====== RECORDS SHOWN ======

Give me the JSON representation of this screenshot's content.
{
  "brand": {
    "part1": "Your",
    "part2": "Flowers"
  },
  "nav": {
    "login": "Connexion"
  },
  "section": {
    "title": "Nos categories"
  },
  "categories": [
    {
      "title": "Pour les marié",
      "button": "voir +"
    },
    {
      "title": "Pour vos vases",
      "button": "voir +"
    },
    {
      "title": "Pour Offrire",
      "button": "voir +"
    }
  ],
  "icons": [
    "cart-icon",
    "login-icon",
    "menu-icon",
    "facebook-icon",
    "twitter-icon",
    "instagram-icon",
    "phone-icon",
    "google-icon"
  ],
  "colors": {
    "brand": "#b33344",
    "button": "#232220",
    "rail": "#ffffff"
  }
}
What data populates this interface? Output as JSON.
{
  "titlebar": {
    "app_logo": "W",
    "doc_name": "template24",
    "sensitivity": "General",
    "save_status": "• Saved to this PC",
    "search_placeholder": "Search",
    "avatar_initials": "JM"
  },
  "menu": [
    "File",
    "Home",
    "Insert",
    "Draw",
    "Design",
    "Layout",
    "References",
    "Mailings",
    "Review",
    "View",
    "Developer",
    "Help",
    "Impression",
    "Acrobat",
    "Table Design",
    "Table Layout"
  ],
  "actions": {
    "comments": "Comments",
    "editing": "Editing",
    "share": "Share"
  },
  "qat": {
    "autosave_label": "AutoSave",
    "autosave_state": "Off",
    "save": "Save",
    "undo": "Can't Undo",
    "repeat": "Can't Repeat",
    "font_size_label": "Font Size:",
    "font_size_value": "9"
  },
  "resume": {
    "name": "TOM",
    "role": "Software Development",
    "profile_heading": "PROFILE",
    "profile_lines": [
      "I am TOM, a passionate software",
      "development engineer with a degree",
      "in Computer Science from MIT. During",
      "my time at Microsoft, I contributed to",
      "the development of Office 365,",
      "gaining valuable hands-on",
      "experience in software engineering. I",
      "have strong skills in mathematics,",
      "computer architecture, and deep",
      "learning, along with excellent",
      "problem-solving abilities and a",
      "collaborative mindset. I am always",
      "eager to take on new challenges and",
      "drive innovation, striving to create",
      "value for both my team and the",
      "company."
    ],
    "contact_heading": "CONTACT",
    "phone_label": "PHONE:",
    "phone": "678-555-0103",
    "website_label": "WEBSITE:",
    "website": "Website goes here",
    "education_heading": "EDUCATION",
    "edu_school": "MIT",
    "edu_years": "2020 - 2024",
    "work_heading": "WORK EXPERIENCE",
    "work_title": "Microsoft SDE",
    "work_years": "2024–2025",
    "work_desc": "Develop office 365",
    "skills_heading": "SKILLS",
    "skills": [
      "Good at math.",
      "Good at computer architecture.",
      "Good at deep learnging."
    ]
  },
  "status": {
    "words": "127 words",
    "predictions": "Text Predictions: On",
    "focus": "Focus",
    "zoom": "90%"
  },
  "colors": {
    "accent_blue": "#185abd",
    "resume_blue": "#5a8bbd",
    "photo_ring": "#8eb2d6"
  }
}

======

PROBLEM TO WORK ON>
Reproduce the records word for word.

ANSWER TO THIS EXERCISE>
Give me the JSON representation of this screenshot's content.
{
  "brand": {
    "part1": "Your",
    "part2": "Flowers"
  },
  "nav": {
    "login": "Connexion"
  },
  "section": {
    "title": "Nos categories"
  },
  "categories": [
    {
      "title": "Pour les marié",
      "button": "voir +"
    },
    {
      "title": "Pour vos vases",
      "button": "voir +"
    },
    {
      "title": "Pour Offrire",
      "button": "voir +"
    }
  ],
  "icons": [
    "cart-icon",
    "login-icon",
    "menu-icon",
    "facebook-icon",
    "twitter-icon",
    "instagram-icon",
    "phone-icon",
    "google-icon"
  ],
  "colors": {
    "brand": "#b33344",
    "button": "#232220",
    "rail": "#ffffff"
  }
}
What data populates this interface? Output as JSON.
{
  "titlebar": {
    "app_logo": "W",
    "doc_name": "template24",
    "sensitivity": "General",
    "save_status": "• Saved to this PC",
    "search_placeholder": "Search",
    "avatar_initials": "JM"
  },
  "menu": [
    "File",
    "Home",
    "Insert",
    "Draw",
    "Design",
    "Layout",
    "References",
    "Mailings",
    "Review",
    "View",
    "Developer",
    "Help",
    "Impression",
    "Acrobat",
    "Table Design",
    "Table Layout"
  ],
  "actions": {
    "comments": "Comments",
    "editing": "Editing",
    "share": "Share"
  },
  "qat": {
    "autosave_label": "AutoSave",
    "autosave_state": "Off",
    "save": "Save",
    "undo": "Can't Undo",
    "repeat": "Can't Repeat",
    "font_size_label": "Font Size:",
    "font_size_value": "9"
  },
  "resume": {
    "name": "TOM",
    "role": "Software Development",
    "profile_heading": "PROFILE",
    "profile_lines": [
      "I am TOM, a passionate software",
      "development engineer with a degree",
      "in Computer Science from MIT. During",
      "my time at Microsoft, I contributed to",
      "the development of Office 365,",
      "gaining valuable hands-on",
      "experience in software engineering. I",
      "have strong skills in mathematics,",
      "computer architecture, and deep",
      "learning, along with excellent",
      "problem-solving abilities and a",
      "collaborative mindset. I am always",
      "eager to take on new challenges and",
      "drive innovation, striving to create",
      "value for both my team and the",
      "company."
    ],
    "contact_heading": "CONTACT",
    "phone_label": "PHONE:",
    "phone": "678-555-0103",
    "website_label": "WEBSITE:",
    "website": "Website goes here",
    "education_heading": "EDUCATION",
    "edu_school": "MIT",
    "edu_years": "2020 - 2024",
    "work_heading": "WORK EXPERIENCE",
    "work_title": "Microsoft SDE",
    "work_years": "2024–2025",
    "work_desc": "Develop office 365",
    "skills_heading": "SKILLS",
    "skills": [
      "Good at math.",
      "Good at computer architecture.",
      "Good at deep learnging."
    ]
  },
  "status": {
    "words": "127 words",
    "predictions": "Text Predictions: On",
    "focus": "Focus",
    "zoom": "90%"
  },
  "colors": {
    "accent_blue": "#185abd",
    "resume_blue": "#5a8bbd",
    "photo_ring": "#8eb2d6"
  }
}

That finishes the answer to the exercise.